§ **What you will do**: Repeat the lines below exactly as they appear, but leave out the images.

§ **Supplied material**:

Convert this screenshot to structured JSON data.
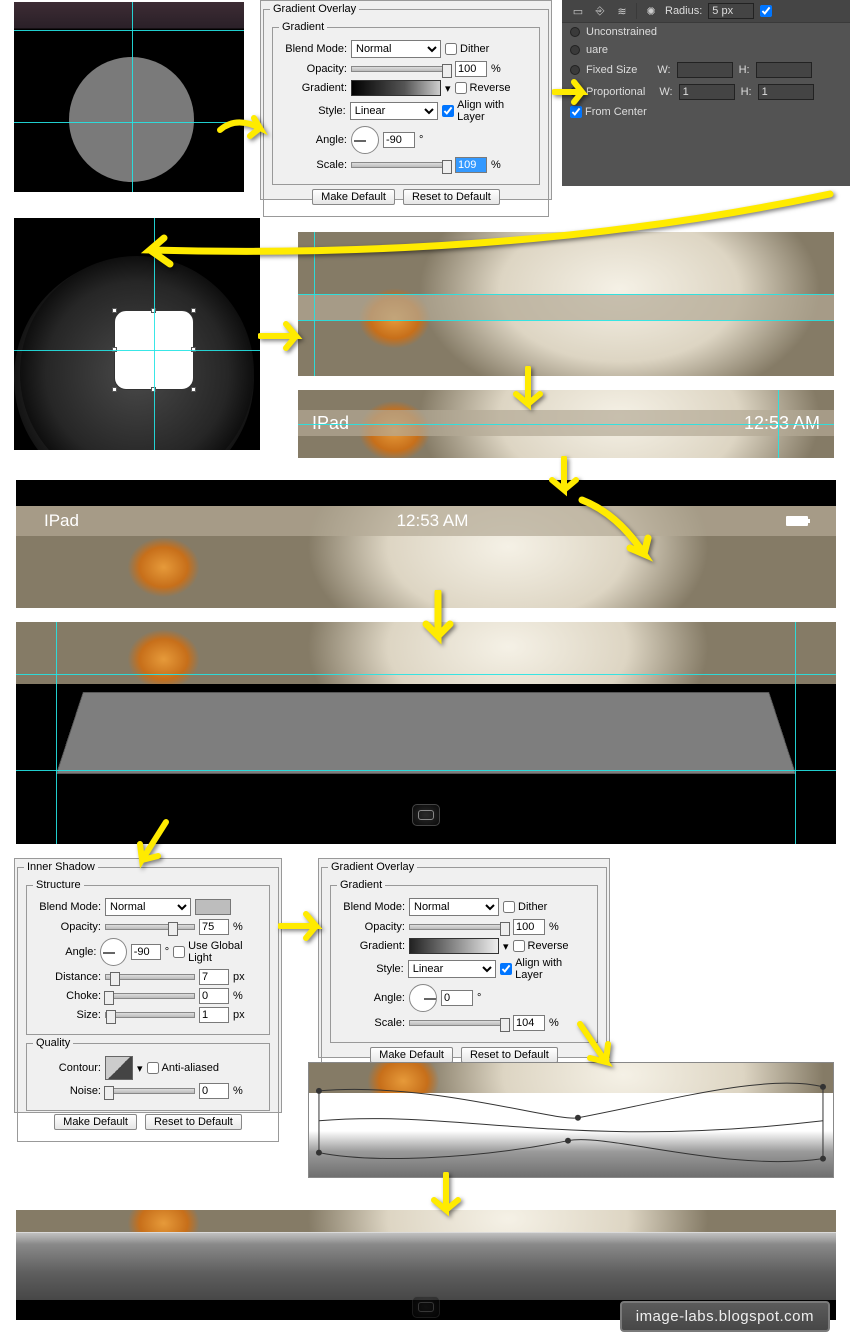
{
  "gradientOverlay1": {
    "title": "Gradient Overlay",
    "group": "Gradient",
    "blendModeLabel": "Blend Mode:",
    "blendMode": "Normal",
    "dither": "Dither",
    "opacityLabel": "Opacity:",
    "opacity": "100",
    "pct": "%",
    "gradientLabel": "Gradient:",
    "reverse": "Reverse",
    "styleLabel": "Style:",
    "style": "Linear",
    "alignWithLayer": "Align with Layer",
    "angleLabel": "Angle:",
    "angle": "-90",
    "deg": "°",
    "scaleLabel": "Scale:",
    "scale": "109",
    "makeDefault": "Make Default",
    "resetToDefault": "Reset to Default"
  },
  "darkPanel": {
    "radiusLabel": "Radius:",
    "radius": "5 px",
    "unconstrained": "Unconstrained",
    "square": "uare",
    "fixedSize": "Fixed Size",
    "wLabel": "W:",
    "hLabel": "H:",
    "proportional": "Proportional",
    "wVal": "1",
    "hVal": "1",
    "fromCenter": "From Center"
  },
  "statusBar": {
    "carrier": "IPad",
    "time": "12:53 AM"
  },
  "innerShadow": {
    "title": "Inner Shadow",
    "structure": "Structure",
    "blendModeLabel": "Blend Mode:",
    "blendMode": "Normal",
    "opacityLabel": "Opacity:",
    "opacity": "75",
    "pct": "%",
    "angleLabel": "Angle:",
    "angle": "-90",
    "deg": "°",
    "useGlobalLight": "Use Global Light",
    "distanceLabel": "Distance:",
    "distance": "7",
    "px": "px",
    "chokeLabel": "Choke:",
    "choke": "0",
    "sizeLabel": "Size:",
    "size": "1",
    "quality": "Quality",
    "contourLabel": "Contour:",
    "antiAliased": "Anti-aliased",
    "noiseLabel": "Noise:",
    "noise": "0",
    "makeDefault": "Make Default",
    "resetToDefault": "Reset to Default"
  },
  "gradientOverlay2": {
    "title": "Gradient Overlay",
    "group": "Gradient",
    "blendModeLabel": "Blend Mode:",
    "blendMode": "Normal",
    "dither": "Dither",
    "opacityLabel": "Opacity:",
    "opacity": "100",
    "pct": "%",
    "gradientLabel": "Gradient:",
    "reverse": "Reverse",
    "styleLabel": "Style:",
    "style": "Linear",
    "alignWithLayer": "Align with Layer",
    "angleLabel": "Angle:",
    "angle": "0",
    "deg": "°",
    "scaleLabel": "Scale:",
    "scale": "104",
    "makeDefault": "Make Default",
    "resetToDefault": "Reset to Default"
  },
  "watermark": "image-labs.blogspot.com"
}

§ **Written solution**:
Convert this screenshot to structured JSON data.
{
  "gradientOverlay1": {
    "title": "Gradient Overlay",
    "group": "Gradient",
    "blendModeLabel": "Blend Mode:",
    "blendMode": "Normal",
    "dither": "Dither",
    "opacityLabel": "Opacity:",
    "opacity": "100",
    "pct": "%",
    "gradientLabel": "Gradient:",
    "reverse": "Reverse",
    "styleLabel": "Style:",
    "style": "Linear",
    "alignWithLayer": "Align with Layer",
    "angleLabel": "Angle:",
    "angle": "-90",
    "deg": "°",
    "scaleLabel": "Scale:",
    "scale": "109",
    "makeDefault": "Make Default",
    "resetToDefault": "Reset to Default"
  },
  "darkPanel": {
    "radiusLabel": "Radius:",
    "radius": "5 px",
    "unconstrained": "Unconstrained",
    "square": "uare",
    "fixedSize": "Fixed Size",
    "wLabel": "W:",
    "hLabel": "H:",
    "proportional": "Proportional",
    "wVal": "1",
    "hVal": "1",
    "fromCenter": "From Center"
  },
  "statusBar": {
    "carrier": "IPad",
    "time": "12:53 AM"
  },
  "innerShadow": {
    "title": "Inner Shadow",
    "structure": "Structure",
    "blendModeLabel": "Blend Mode:",
    "blendMode": "Normal",
    "opacityLabel": "Opacity:",
    "opacity": "75",
    "pct": "%",
    "angleLabel": "Angle:",
    "angle": "-90",
    "deg": "°",
    "useGlobalLight": "Use Global Light",
    "distanceLabel": "Distance:",
    "distance": "7",
    "px": "px",
    "chokeLabel": "Choke:",
    "choke": "0",
    "sizeLabel": "Size:",
    "size": "1",
    "quality": "Quality",
    "contourLabel": "Contour:",
    "antiAliased": "Anti-aliased",
    "noiseLabel": "Noise:",
    "noise": "0",
    "makeDefault": "Make Default",
    "resetToDefault": "Reset to Default"
  },
  "gradientOverlay2": {
    "title": "Gradient Overlay",
    "group": "Gradient",
    "blendModeLabel": "Blend Mode:",
    "blendMode": "Normal",
    "dither": "Dither",
    "opacityLabel": "Opacity:",
    "opacity": "100",
    "pct": "%",
    "gradientLabel": "Gradient:",
    "reverse": "Reverse",
    "styleLabel": "Style:",
    "style": "Linear",
    "alignWithLayer": "Align with Layer",
    "angleLabel": "Angle:",
    "angle": "0",
    "deg": "°",
    "scaleLabel": "Scale:",
    "scale": "104",
    "makeDefault": "Make Default",
    "resetToDefault": "Reset to Default"
  },
  "watermark": "image-labs.blogspot.com"
}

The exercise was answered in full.